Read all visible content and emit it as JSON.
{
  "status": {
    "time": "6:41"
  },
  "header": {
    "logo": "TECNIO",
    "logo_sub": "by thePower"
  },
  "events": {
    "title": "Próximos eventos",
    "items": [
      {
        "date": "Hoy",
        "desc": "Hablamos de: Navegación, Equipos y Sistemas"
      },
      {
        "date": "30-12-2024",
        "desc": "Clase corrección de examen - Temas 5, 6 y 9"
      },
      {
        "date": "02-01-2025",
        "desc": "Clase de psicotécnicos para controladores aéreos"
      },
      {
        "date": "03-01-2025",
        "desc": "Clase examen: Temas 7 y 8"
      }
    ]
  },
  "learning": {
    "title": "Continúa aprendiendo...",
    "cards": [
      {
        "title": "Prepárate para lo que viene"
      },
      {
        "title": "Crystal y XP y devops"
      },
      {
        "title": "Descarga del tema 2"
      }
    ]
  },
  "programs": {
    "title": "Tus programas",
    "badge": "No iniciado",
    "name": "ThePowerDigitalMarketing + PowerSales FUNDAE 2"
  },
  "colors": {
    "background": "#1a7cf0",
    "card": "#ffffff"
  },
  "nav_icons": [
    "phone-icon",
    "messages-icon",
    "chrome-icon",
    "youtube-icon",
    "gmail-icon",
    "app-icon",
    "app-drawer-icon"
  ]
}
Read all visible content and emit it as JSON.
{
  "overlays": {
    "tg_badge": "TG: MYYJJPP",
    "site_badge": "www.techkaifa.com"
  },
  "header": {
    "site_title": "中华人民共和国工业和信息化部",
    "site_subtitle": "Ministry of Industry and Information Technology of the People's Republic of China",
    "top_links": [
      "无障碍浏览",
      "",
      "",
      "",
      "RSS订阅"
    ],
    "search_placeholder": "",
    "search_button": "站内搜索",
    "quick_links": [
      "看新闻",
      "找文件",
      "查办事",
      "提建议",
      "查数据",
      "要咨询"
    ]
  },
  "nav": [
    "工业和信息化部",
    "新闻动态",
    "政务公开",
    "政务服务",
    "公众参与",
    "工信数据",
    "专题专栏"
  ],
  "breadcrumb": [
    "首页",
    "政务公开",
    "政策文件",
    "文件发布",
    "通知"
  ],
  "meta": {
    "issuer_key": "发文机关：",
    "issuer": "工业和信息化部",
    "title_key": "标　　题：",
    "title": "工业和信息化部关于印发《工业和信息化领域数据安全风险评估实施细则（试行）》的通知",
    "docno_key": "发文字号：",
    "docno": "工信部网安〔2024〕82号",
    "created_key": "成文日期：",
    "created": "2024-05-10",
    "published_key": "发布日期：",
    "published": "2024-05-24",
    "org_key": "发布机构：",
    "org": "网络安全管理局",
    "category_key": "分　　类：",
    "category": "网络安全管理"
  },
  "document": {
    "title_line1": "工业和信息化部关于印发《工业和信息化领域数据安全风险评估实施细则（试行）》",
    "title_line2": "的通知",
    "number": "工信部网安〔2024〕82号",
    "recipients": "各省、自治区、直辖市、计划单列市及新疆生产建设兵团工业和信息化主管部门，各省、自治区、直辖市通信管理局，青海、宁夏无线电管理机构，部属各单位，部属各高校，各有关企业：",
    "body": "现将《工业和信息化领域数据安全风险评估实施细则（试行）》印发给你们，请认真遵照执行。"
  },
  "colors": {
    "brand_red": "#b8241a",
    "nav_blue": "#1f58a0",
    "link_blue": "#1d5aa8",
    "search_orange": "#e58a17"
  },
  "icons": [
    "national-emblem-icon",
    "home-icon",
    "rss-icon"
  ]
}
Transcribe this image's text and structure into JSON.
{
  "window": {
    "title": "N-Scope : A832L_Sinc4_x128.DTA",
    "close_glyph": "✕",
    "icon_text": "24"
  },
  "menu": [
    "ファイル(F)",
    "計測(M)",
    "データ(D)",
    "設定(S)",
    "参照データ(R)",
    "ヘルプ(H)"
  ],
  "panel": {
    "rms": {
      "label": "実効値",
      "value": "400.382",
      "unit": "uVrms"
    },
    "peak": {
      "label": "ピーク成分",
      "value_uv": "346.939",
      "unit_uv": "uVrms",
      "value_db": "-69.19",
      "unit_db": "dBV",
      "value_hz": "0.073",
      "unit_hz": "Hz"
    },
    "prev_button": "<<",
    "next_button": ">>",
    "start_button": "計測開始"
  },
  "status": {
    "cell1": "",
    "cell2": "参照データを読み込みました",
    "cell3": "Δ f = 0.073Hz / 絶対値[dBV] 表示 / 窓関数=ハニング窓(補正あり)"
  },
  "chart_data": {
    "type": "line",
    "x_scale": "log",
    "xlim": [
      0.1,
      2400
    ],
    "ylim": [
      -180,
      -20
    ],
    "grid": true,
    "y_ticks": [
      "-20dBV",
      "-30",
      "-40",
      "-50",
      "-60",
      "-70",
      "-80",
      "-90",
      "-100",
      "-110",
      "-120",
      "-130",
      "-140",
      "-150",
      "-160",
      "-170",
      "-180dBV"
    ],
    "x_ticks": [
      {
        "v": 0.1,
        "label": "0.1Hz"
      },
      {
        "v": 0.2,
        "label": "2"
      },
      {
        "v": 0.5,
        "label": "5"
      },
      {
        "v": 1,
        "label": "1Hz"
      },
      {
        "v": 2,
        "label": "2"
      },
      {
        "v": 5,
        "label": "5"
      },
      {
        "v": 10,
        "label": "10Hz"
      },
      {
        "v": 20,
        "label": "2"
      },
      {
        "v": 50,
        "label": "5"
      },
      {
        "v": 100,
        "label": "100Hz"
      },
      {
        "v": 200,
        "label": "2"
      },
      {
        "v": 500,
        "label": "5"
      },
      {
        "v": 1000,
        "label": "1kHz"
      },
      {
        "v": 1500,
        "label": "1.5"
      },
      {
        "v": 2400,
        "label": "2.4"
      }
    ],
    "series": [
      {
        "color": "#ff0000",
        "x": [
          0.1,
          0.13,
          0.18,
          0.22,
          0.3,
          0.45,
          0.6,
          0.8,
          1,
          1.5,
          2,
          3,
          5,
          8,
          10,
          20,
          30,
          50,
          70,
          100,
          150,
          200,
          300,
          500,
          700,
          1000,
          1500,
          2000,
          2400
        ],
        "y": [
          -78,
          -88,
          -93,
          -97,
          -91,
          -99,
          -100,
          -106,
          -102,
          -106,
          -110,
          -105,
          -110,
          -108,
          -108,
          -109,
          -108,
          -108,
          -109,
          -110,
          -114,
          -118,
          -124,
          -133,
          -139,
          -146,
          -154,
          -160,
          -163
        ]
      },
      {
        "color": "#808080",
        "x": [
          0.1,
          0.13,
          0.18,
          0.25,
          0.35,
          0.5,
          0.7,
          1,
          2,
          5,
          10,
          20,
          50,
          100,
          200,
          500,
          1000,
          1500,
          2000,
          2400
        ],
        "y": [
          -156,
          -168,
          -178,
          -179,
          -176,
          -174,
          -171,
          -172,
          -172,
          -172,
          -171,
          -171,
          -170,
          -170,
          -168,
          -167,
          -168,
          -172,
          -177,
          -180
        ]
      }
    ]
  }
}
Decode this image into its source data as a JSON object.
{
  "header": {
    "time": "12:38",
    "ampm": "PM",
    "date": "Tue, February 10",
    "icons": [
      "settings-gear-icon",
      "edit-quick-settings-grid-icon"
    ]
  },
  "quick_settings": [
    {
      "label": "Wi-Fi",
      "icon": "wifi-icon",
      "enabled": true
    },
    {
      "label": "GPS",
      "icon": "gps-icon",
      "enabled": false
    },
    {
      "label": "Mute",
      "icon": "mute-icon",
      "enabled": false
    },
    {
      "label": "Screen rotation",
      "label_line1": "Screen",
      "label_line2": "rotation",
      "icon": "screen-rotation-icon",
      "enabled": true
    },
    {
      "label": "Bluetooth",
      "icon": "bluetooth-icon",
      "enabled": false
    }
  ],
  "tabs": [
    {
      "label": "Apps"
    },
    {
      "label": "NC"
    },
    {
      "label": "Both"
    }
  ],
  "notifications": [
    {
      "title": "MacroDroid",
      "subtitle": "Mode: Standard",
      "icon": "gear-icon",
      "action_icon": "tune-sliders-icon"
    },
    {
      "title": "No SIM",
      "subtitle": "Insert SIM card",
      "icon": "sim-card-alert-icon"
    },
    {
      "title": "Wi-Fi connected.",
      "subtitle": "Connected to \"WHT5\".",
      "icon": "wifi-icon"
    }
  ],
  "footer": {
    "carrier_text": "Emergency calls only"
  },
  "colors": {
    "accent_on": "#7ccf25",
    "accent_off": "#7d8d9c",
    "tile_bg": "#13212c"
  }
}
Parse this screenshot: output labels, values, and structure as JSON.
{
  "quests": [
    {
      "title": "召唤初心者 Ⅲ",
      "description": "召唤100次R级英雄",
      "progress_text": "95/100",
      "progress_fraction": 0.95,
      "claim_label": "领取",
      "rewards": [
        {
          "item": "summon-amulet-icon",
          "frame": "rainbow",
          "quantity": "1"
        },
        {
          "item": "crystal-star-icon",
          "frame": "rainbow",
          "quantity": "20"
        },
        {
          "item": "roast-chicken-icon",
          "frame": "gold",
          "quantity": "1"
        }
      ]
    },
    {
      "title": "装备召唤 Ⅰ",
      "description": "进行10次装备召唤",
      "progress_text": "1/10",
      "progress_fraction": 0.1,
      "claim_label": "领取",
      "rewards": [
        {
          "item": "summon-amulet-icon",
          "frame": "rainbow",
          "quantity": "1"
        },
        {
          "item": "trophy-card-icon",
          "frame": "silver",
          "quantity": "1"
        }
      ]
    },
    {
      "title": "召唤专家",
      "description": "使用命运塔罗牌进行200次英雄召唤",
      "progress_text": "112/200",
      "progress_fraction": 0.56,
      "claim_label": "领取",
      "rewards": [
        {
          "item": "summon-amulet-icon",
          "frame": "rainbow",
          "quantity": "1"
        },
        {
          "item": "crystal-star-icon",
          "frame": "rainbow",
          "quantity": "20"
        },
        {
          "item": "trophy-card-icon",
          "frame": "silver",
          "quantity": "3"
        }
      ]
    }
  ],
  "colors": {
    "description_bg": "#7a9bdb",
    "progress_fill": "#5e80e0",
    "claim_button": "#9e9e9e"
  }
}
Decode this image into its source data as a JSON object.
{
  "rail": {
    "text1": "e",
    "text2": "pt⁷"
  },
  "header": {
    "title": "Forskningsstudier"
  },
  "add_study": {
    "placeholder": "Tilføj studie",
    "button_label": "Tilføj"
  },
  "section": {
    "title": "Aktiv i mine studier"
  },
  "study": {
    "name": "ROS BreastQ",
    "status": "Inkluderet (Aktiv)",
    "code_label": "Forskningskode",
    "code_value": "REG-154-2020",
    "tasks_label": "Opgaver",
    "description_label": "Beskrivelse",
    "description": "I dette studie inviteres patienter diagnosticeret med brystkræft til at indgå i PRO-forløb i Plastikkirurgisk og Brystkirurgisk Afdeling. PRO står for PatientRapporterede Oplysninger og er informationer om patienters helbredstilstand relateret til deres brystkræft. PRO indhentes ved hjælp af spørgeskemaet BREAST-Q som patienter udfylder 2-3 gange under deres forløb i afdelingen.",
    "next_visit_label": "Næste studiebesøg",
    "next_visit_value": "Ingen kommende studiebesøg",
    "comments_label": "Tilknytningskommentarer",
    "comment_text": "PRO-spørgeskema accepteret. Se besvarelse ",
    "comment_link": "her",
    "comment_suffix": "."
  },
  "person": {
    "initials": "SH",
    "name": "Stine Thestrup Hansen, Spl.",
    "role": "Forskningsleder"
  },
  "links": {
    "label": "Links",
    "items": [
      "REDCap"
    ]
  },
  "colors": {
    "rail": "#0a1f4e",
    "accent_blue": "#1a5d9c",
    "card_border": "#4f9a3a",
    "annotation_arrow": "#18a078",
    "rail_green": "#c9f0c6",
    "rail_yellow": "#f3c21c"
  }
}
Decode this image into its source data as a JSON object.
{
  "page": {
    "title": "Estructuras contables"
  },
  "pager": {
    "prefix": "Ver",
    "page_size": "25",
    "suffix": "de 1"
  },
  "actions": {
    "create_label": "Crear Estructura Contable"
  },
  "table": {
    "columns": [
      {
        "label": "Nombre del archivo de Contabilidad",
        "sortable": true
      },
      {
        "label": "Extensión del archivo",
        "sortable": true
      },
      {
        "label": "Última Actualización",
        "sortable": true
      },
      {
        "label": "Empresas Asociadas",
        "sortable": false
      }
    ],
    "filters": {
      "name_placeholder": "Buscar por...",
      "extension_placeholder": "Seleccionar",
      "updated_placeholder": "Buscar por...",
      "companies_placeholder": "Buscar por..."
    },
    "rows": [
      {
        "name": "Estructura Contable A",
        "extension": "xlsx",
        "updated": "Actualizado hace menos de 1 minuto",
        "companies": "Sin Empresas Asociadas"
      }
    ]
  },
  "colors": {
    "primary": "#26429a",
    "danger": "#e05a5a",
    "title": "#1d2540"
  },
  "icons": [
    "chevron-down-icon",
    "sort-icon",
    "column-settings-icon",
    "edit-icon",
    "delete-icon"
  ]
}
::::
• _Exercise details_: From the entries above, extract every line where the word "工业和信息化领域数据安全风险评估实施细则" appears.

• _Answer_:
    "title": "工业和信息化部关于印发《工业和信息化领域数据安全风险评估实施细则（试行）》的通知",
    "title_line1": "工业和信息化部关于印发《工业和信息化领域数据安全风险评估实施细则（试行）》",
    "body": "现将《工业和信息化领域数据安全风险评估实施细则（试行）》印发给你们，请认真遵照执行。"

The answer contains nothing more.